| Directive |
Copy the full set of lines exactly as given.

| Excerpted records |
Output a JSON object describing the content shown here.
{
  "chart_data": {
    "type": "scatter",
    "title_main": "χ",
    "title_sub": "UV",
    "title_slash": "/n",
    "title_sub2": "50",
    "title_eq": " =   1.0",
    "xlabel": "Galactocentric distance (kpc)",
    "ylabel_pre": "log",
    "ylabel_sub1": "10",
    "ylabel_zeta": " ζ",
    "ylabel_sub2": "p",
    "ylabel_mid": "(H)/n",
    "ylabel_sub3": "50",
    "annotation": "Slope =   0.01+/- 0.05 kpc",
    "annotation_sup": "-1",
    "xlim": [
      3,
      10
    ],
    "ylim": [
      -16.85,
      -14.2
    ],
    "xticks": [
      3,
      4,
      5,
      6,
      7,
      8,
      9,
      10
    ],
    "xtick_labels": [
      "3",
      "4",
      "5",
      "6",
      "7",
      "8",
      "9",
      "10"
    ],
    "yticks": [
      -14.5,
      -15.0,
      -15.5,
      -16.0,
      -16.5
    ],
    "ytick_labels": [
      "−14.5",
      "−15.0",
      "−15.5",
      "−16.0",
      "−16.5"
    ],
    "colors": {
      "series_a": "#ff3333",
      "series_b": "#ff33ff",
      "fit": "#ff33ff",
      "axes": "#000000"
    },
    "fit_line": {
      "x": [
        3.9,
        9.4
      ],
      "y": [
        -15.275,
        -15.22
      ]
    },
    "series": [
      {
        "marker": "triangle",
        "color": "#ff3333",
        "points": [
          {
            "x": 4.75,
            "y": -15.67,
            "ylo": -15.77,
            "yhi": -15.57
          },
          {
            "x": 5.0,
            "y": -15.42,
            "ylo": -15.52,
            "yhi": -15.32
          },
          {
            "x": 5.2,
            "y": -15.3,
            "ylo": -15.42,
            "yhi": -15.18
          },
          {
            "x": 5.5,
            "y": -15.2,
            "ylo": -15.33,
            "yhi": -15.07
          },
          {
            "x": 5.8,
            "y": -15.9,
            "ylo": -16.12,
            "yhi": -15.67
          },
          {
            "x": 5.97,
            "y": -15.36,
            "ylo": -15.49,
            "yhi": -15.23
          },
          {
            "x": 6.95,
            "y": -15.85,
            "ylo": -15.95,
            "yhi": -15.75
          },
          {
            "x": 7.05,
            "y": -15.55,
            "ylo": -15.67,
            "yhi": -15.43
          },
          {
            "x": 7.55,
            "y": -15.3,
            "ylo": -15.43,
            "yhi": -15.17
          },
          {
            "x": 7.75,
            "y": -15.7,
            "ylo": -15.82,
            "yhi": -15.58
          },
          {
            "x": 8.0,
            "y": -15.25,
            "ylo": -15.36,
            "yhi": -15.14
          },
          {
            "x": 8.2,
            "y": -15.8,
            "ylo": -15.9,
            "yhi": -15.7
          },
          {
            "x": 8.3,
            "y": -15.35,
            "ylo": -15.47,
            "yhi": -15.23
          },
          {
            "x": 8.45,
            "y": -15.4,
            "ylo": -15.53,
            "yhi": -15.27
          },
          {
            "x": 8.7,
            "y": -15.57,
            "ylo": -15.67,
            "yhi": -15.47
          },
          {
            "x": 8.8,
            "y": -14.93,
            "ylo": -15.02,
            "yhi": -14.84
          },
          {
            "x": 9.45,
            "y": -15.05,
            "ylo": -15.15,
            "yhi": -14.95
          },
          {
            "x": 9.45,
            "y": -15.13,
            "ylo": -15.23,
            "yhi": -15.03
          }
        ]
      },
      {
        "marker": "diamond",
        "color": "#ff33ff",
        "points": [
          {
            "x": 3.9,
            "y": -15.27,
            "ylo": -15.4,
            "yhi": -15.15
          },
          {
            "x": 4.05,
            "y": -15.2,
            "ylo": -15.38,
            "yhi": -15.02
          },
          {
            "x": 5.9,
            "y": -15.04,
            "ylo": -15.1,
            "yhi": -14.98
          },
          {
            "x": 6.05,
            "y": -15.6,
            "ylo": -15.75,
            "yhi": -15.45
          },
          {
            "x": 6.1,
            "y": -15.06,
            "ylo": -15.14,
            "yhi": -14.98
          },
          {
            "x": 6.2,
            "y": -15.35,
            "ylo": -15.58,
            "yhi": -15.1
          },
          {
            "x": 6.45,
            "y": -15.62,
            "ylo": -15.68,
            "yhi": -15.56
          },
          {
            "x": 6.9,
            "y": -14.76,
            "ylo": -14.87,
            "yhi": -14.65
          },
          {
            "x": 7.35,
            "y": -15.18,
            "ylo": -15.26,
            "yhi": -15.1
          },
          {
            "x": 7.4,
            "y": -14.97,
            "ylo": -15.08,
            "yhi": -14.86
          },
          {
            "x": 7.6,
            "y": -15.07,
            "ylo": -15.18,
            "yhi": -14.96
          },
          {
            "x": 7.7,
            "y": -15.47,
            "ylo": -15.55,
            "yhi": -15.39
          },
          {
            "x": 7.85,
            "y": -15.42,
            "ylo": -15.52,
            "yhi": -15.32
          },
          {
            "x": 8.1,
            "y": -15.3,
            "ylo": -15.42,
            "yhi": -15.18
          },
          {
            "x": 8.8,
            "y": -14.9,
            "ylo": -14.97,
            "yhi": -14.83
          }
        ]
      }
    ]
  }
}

| Finished answer |
Output a JSON object describing the content shown here.
{
  "chart_data": {
    "type": "scatter",
    "title_main": "χ",
    "title_sub": "UV",
    "title_slash": "/n",
    "title_sub2": "50",
    "title_eq": " =   1.0",
    "xlabel": "Galactocentric distance (kpc)",
    "ylabel_pre": "log",
    "ylabel_sub1": "10",
    "ylabel_zeta": " ζ",
    "ylabel_sub2": "p",
    "ylabel_mid": "(H)/n",
    "ylabel_sub3": "50",
    "annotation": "Slope =   0.01+/- 0.05 kpc",
    "annotation_sup": "-1",
    "xlim": [
      3,
      10
    ],
    "ylim": [
      -16.85,
      -14.2
    ],
    "xticks": [
      3,
      4,
      5,
      6,
      7,
      8,
      9,
      10
    ],
    "xtick_labels": [
      "3",
      "4",
      "5",
      "6",
      "7",
      "8",
      "9",
      "10"
    ],
    "yticks": [
      -14.5,
      -15.0,
      -15.5,
      -16.0,
      -16.5
    ],
    "ytick_labels": [
      "−14.5",
      "−15.0",
      "−15.5",
      "−16.0",
      "−16.5"
    ],
    "colors": {
      "series_a": "#ff3333",
      "series_b": "#ff33ff",
      "fit": "#ff33ff",
      "axes": "#000000"
    },
    "fit_line": {
      "x": [
        3.9,
        9.4
      ],
      "y": [
        -15.275,
        -15.22
      ]
    },
    "series": [
      {
        "marker": "triangle",
        "color": "#ff3333",
        "points": [
          {
            "x": 4.75,
            "y": -15.67,
            "ylo": -15.77,
            "yhi": -15.57
          },
          {
            "x": 5.0,
            "y": -15.42,
            "ylo": -15.52,
            "yhi": -15.32
          },
          {
            "x": 5.2,
            "y": -15.3,
            "ylo": -15.42,
            "yhi": -15.18
          },
          {
            "x": 5.5,
            "y": -15.2,
            "ylo": -15.33,
            "yhi": -15.07
          },
          {
            "x": 5.8,
            "y": -15.9,
            "ylo": -16.12,
            "yhi": -15.67
          },
          {
            "x": 5.97,
            "y": -15.36,
            "ylo": -15.49,
            "yhi": -15.23
          },
          {
            "x": 6.95,
            "y": -15.85,
            "ylo": -15.95,
            "yhi": -15.75
          },
          {
            "x": 7.05,
            "y": -15.55,
            "ylo": -15.67,
            "yhi": -15.43
          },
          {
            "x": 7.55,
            "y": -15.3,
            "ylo": -15.43,
            "yhi": -15.17
          },
          {
            "x": 7.75,
            "y": -15.7,
            "ylo": -15.82,
            "yhi": -15.58
          },
          {
            "x": 8.0,
            "y": -15.25,
            "ylo": -15.36,
            "yhi": -15.14
          },
          {
            "x": 8.2,
            "y": -15.8,
            "ylo": -15.9,
            "yhi": -15.7
          },
          {
            "x": 8.3,
            "y": -15.35,
            "ylo": -15.47,
            "yhi": -15.23
          },
          {
            "x": 8.45,
            "y": -15.4,
            "ylo": -15.53,
            "yhi": -15.27
          },
          {
            "x": 8.7,
            "y": -15.57,
            "ylo": -15.67,
            "yhi": -15.47
          },
          {
            "x": 8.8,
            "y": -14.93,
            "ylo": -15.02,
            "yhi": -14.84
          },
          {
            "x": 9.45,
            "y": -15.05,
            "ylo": -15.15,
            "yhi": -14.95
          },
          {
            "x": 9.45,
            "y": -15.13,
            "ylo": -15.23,
            "yhi": -15.03
          }
        ]
      },
      {
        "marker": "diamond",
        "color": "#ff33ff",
        "points": [
          {
            "x": 3.9,
            "y": -15.27,
            "ylo": -15.4,
            "yhi": -15.15
          },
          {
            "x": 4.05,
            "y": -15.2,
            "ylo": -15.38,
            "yhi": -15.02
          },
          {
            "x": 5.9,
            "y": -15.04,
            "ylo": -15.1,
            "yhi": -14.98
          },
          {
            "x": 6.05,
            "y": -15.6,
            "ylo": -15.75,
            "yhi": -15.45
          },
          {
            "x": 6.1,
            "y": -15.06,
            "ylo": -15.14,
            "yhi": -14.98
          },
          {
            "x": 6.2,
            "y": -15.35,
            "ylo": -15.58,
            "yhi": -15.1
          },
          {
            "x": 6.45,
            "y": -15.62,
            "ylo": -15.68,
            "yhi": -15.56
          },
          {
            "x": 6.9,
            "y": -14.76,
            "ylo": -14.87,
            "yhi": -14.65
          },
          {
            "x": 7.35,
            "y": -15.18,
            "ylo": -15.26,
            "yhi": -15.1
          },
          {
            "x": 7.4,
            "y": -14.97,
            "ylo": -15.08,
            "yhi": -14.86
          },
          {
            "x": 7.6,
            "y": -15.07,
            "ylo": -15.18,
            "yhi": -14.96
          },
          {
            "x": 7.7,
            "y": -15.47,
            "ylo": -15.55,
            "yhi": -15.39
          },
          {
            "x": 7.85,
            "y": -15.42,
            "ylo": -15.52,
            "yhi": -15.32
          },
          {
            "x": 8.1,
            "y": -15.3,
            "ylo": -15.42,
            "yhi": -15.18
          },
          {
            "x": 8.8,
            "y": -14.9,
            "ylo": -14.97,
            "yhi": -14.83
          }
        ]
      }
    ]
  }
}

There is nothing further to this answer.